Requirements.
Set the data down again, exactly as it reads, but without the pictures.

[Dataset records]
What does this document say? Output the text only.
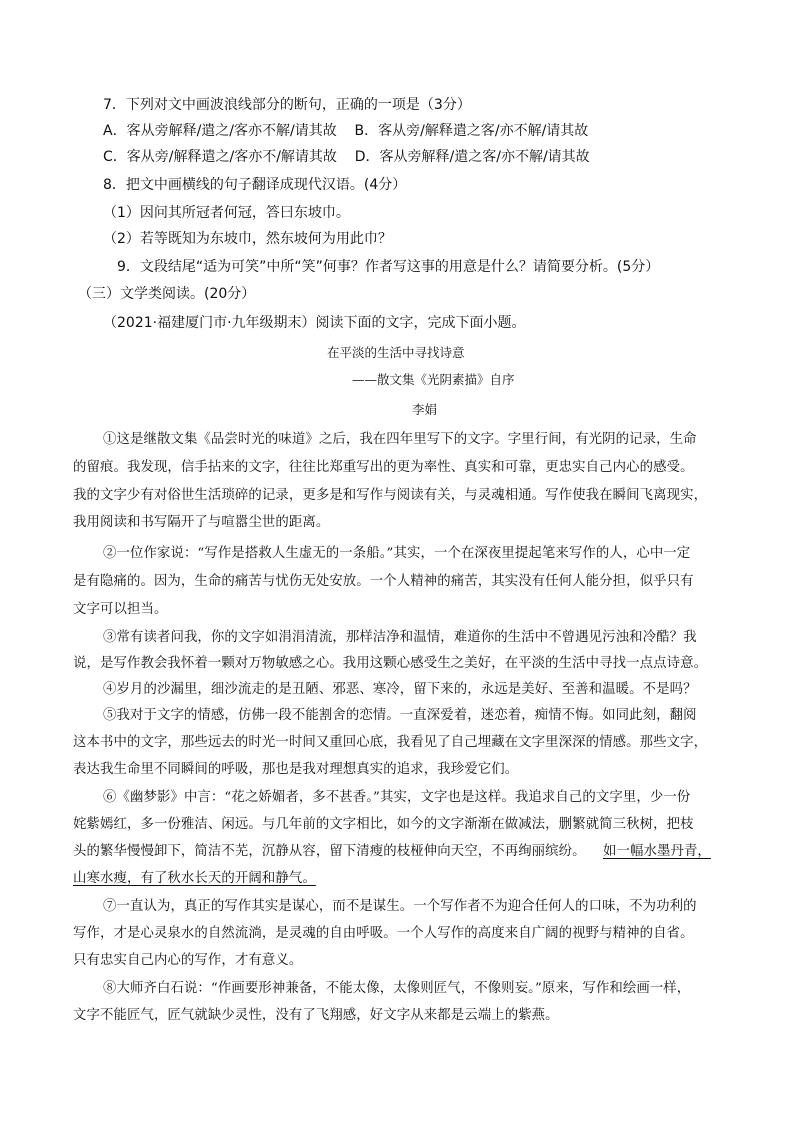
7．下列对文中画波浪线部分的断句，正确的一项是（3分）
A．客从旁解释/遣之/客亦不解/请其故    B．客从旁/解释遣之客/亦不解/请其故
C．客从旁/解释遣之/客亦不/解请其故    D．客从旁解释/遣之客/亦不解/请其故
8．把文中画横线的句子翻译成现代汉语。(4分）
（1）因问其所冠者何冠，答曰东坡巾。
（2）若等既知为东坡巾，然东坡何为用此巾？
9．文段结尾“适为可笑”中所“笑”何事？作者写这事的用意是什么？请简要分析。(5分）
（三）文学类阅读。(20分）
（2021·福建厦门市·九年级期末）阅读下面的文字，完成下面小题。
在平淡的生活中寻找诗意
——散文集《光阴素描》自序
李娟
①这是继散文集《品尝时光的味道》之后，我在四年里写下的文字。字里行间，有光阴的记录，生命
的留痕。我发现，信手拈来的文字，往往比郑重写出的更为率性、真实和可靠，更忠实自己内心的感受。
我的文字少有对俗世生活琐碎的记录，更多是和写作与阅读有关，与灵魂相通。写作使我在瞬间飞离现实，
我用阅读和书写隔开了与喧嚣尘世的距离。
②一位作家说：“写作是搭救人生虚无的一条船。”其实，一个在深夜里提起笔来写作的人，心中一定
是有隐痛的。因为，生命的痛苦与忧伤无处安放。一个人精神的痛苦，其实没有任何人能分担，似乎只有
文字可以担当。
③常有读者问我，你的文字如涓涓清流，那样洁净和温情，难道你的生活中不曾遇见污浊和冷酷？我
说，是写作教会我怀着一颗对万物敏感之心。我用这颗心感受生之美好，在平淡的生活中寻找一点点诗意。
④岁月的沙漏里，细沙流走的是丑陋、邪恶、寒冷，留下来的，永远是美好、至善和温暖。不是吗？
⑤我对于文字的情感，仿佛一段不能割舍的恋情。一直深爱着，迷恋着，痴情不悔。如同此刻，翻阅
这本书中的文字，那些远去的时光一时间又重回心底，我看见了自己埋藏在文字里深深的情感。那些文字，
表达我生命里不同瞬间的呼吸，那也是我对理想真实的追求，我珍爱它们。
⑥《幽梦影》中言：“花之娇媚者，多不甚香。”其实，文字也是这样。我追求自己的文字里，少一份
姹紫嫣红，多一份雅洁、闲远。与几年前的文字相比，如今的文字渐渐在做减法，删繁就简三秋树，把枝
头的繁华慢慢卸下，简洁不芜，沉静从容，留下清瘦的枝桠伸向天空，不再绚丽缤纷。 如一幅水墨丹青，
山寒水瘦，有了秋水长天的开阔和静气。
⑦一直认为，真正的写作其实是谋心，而不是谋生。一个写作者不为迎合任何人的口味，不为功利的
写作，才是心灵泉水的自然流淌，是灵魂的自由呼吸。一个人写作的高度来自广阔的视野与精神的自省。
只有忠实自己内心的写作，才有意义。
⑧大师齐白石说：“作画要形神兼备，不能太像，太像则匠气，不像则妄。”原来，写作和绘画一样，
文字不能匠气，匠气就缺少灵性，没有了飞翔感，好文字从来都是云端上的紫燕。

Right answer.
What does this document say? Output the text only.
7．下列对文中画波浪线部分的断句，正确的一项是（3分）
A．客从旁解释/遣之/客亦不解/请其故    B．客从旁/解释遣之客/亦不解/请其故
C．客从旁/解释遣之/客亦不/解请其故    D．客从旁解释/遣之客/亦不解/请其故
8．把文中画横线的句子翻译成现代汉语。(4分）
（1）因问其所冠者何冠，答曰东坡巾。
（2）若等既知为东坡巾，然东坡何为用此巾？
9．文段结尾“适为可笑”中所“笑”何事？作者写这事的用意是什么？请简要分析。(5分）
（三）文学类阅读。(20分）
（2021·福建厦门市·九年级期末）阅读下面的文字，完成下面小题。
在平淡的生活中寻找诗意
——散文集《光阴素描》自序
李娟
①这是继散文集《品尝时光的味道》之后，我在四年里写下的文字。字里行间，有光阴的记录，生命
的留痕。我发现，信手拈来的文字，往往比郑重写出的更为率性、真实和可靠，更忠实自己内心的感受。
我的文字少有对俗世生活琐碎的记录，更多是和写作与阅读有关，与灵魂相通。写作使我在瞬间飞离现实，
我用阅读和书写隔开了与喧嚣尘世的距离。
②一位作家说：“写作是搭救人生虚无的一条船。”其实，一个在深夜里提起笔来写作的人，心中一定
是有隐痛的。因为，生命的痛苦与忧伤无处安放。一个人精神的痛苦，其实没有任何人能分担，似乎只有
文字可以担当。
③常有读者问我，你的文字如涓涓清流，那样洁净和温情，难道你的生活中不曾遇见污浊和冷酷？我
说，是写作教会我怀着一颗对万物敏感之心。我用这颗心感受生之美好，在平淡的生活中寻找一点点诗意。
④岁月的沙漏里，细沙流走的是丑陋、邪恶、寒冷，留下来的，永远是美好、至善和温暖。不是吗？
⑤我对于文字的情感，仿佛一段不能割舍的恋情。一直深爱着，迷恋着，痴情不悔。如同此刻，翻阅
这本书中的文字，那些远去的时光一时间又重回心底，我看见了自己埋藏在文字里深深的情感。那些文字，
表达我生命里不同瞬间的呼吸，那也是我对理想真实的追求，我珍爱它们。
⑥《幽梦影》中言：“花之娇媚者，多不甚香。”其实，文字也是这样。我追求自己的文字里，少一份
姹紫嫣红，多一份雅洁、闲远。与几年前的文字相比，如今的文字渐渐在做减法，删繁就简三秋树，把枝
头的繁华慢慢卸下，简洁不芜，沉静从容，留下清瘦的枝桠伸向天空，不再绚丽缤纷。 如一幅水墨丹青，
山寒水瘦，有了秋水长天的开阔和静气。
⑦一直认为，真正的写作其实是谋心，而不是谋生。一个写作者不为迎合任何人的口味，不为功利的
写作，才是心灵泉水的自然流淌，是灵魂的自由呼吸。一个人写作的高度来自广阔的视野与精神的自省。
只有忠实自己内心的写作，才有意义。
⑧大师齐白石说：“作画要形神兼备，不能太像，太像则匠气，不像则妄。”原来，写作和绘画一样，
文字不能匠气，匠气就缺少灵性，没有了飞翔感，好文字从来都是云端上的紫燕。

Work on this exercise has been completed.